— Exercise aim —
Would you output the whole listing below, exactly as it reads?

** START Data section **

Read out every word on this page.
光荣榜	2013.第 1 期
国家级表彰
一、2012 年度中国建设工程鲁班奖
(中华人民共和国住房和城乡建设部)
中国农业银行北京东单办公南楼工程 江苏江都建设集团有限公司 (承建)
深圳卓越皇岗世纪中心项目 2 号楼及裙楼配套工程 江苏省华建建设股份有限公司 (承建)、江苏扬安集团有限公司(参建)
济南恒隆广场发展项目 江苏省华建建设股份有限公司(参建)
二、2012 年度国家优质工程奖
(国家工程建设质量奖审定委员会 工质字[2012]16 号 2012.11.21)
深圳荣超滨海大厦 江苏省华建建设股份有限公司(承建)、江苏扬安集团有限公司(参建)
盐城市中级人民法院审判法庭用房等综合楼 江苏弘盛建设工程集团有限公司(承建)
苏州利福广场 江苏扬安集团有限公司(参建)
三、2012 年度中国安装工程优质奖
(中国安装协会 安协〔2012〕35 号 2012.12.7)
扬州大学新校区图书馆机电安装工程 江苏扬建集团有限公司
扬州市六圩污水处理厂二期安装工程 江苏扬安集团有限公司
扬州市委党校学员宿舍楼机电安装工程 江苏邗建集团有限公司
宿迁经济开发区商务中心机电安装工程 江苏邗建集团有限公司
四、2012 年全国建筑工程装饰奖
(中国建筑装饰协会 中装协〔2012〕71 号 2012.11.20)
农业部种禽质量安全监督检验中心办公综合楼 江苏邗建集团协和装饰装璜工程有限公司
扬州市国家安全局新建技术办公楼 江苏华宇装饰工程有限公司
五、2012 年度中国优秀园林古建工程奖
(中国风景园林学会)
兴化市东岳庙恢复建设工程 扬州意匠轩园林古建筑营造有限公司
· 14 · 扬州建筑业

** END Data section **

— Task output —
Read out every word on this page.
光荣榜	2013.第 1 期
国家级表彰
一、2012 年度中国建设工程鲁班奖
(中华人民共和国住房和城乡建设部)
中国农业银行北京东单办公南楼工程 江苏江都建设集团有限公司 (承建)
深圳卓越皇岗世纪中心项目 2 号楼及裙楼配套工程 江苏省华建建设股份有限公司 (承建)、江苏扬安集团有限公司(参建)
济南恒隆广场发展项目 江苏省华建建设股份有限公司(参建)
二、2012 年度国家优质工程奖
(国家工程建设质量奖审定委员会 工质字[2012]16 号 2012.11.21)
深圳荣超滨海大厦 江苏省华建建设股份有限公司(承建)、江苏扬安集团有限公司(参建)
盐城市中级人民法院审判法庭用房等综合楼 江苏弘盛建设工程集团有限公司(承建)
苏州利福广场 江苏扬安集团有限公司(参建)
三、2012 年度中国安装工程优质奖
(中国安装协会 安协〔2012〕35 号 2012.12.7)
扬州大学新校区图书馆机电安装工程 江苏扬建集团有限公司
扬州市六圩污水处理厂二期安装工程 江苏扬安集团有限公司
扬州市委党校学员宿舍楼机电安装工程 江苏邗建集团有限公司
宿迁经济开发区商务中心机电安装工程 江苏邗建集团有限公司
四、2012 年全国建筑工程装饰奖
(中国建筑装饰协会 中装协〔2012〕71 号 2012.11.20)
农业部种禽质量安全监督检验中心办公综合楼 江苏邗建集团协和装饰装璜工程有限公司
扬州市国家安全局新建技术办公楼 江苏华宇装饰工程有限公司
五、2012 年度中国优秀园林古建工程奖
(中国风景园林学会)
兴化市东岳庙恢复建设工程 扬州意匠轩园林古建筑营造有限公司
· 14 · 扬州建筑业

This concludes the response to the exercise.